● **WORK TO COMPLETE**
Only the number is needed: the count of lines in the records with the word "mycket".

Document text records:
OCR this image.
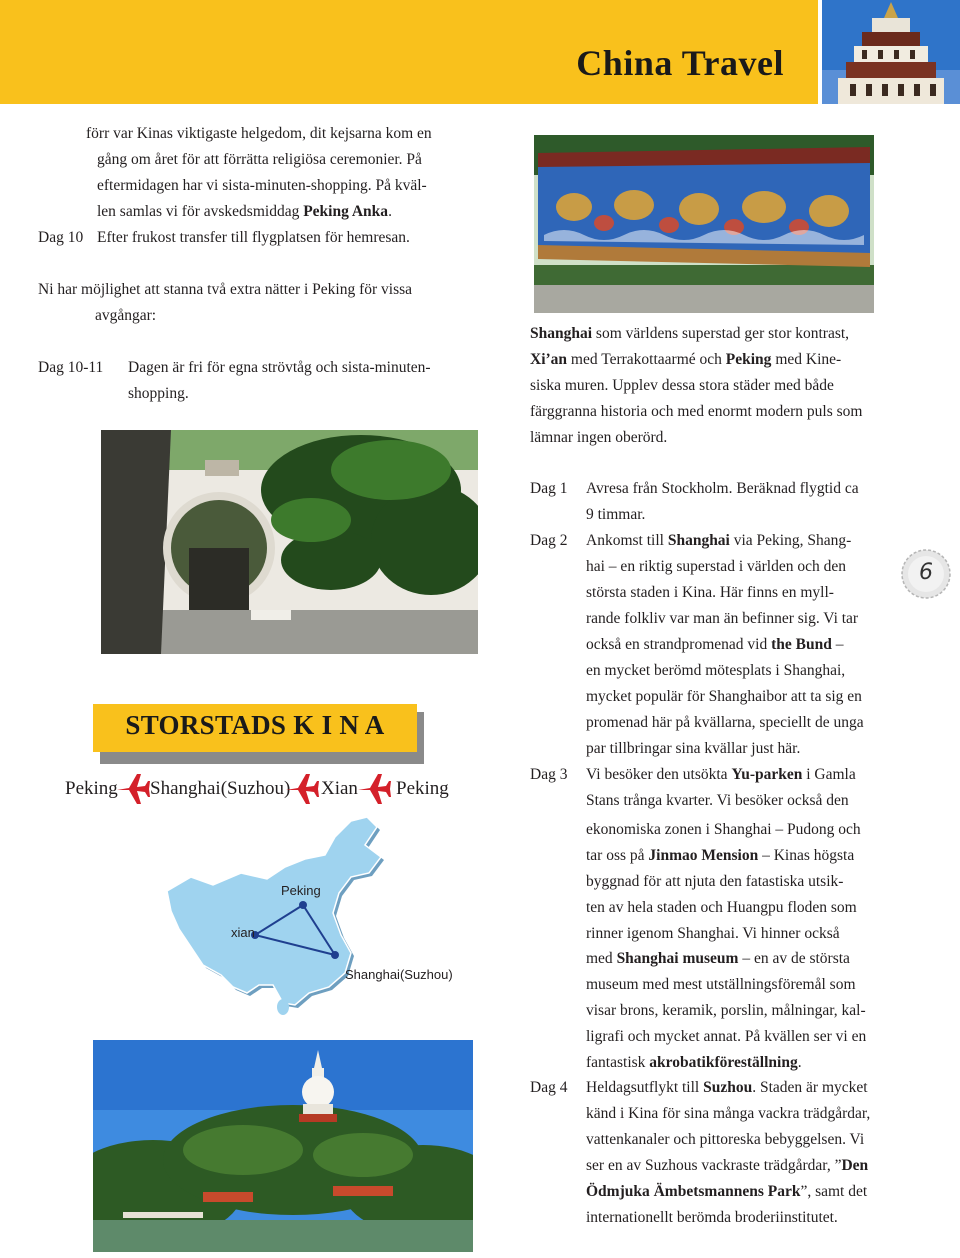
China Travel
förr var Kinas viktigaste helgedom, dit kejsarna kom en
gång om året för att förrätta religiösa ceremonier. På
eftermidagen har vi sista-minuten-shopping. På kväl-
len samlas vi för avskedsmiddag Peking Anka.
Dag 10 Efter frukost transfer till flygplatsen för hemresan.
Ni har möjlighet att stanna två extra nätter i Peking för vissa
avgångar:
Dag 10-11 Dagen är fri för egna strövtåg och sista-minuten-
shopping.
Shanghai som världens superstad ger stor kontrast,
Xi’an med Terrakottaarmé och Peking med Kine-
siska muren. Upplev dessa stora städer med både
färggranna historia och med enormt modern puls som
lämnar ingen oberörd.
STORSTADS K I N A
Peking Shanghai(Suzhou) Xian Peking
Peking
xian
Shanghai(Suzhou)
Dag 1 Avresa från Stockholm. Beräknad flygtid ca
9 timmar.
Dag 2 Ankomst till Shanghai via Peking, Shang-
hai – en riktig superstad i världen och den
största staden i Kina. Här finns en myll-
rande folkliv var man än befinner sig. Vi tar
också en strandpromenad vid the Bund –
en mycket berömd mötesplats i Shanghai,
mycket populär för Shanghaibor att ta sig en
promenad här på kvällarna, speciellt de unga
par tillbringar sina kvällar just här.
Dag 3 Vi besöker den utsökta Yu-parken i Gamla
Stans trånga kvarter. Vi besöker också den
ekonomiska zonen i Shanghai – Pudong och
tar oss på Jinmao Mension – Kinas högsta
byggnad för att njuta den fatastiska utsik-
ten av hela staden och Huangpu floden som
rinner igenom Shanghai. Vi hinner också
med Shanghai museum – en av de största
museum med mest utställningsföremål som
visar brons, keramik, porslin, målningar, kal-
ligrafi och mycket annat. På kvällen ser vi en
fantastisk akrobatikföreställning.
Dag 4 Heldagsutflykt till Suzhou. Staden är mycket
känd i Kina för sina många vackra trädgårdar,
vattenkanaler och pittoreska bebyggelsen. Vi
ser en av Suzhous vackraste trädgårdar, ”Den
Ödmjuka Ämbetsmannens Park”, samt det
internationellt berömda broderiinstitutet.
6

● **RESPONSE BELOW**
4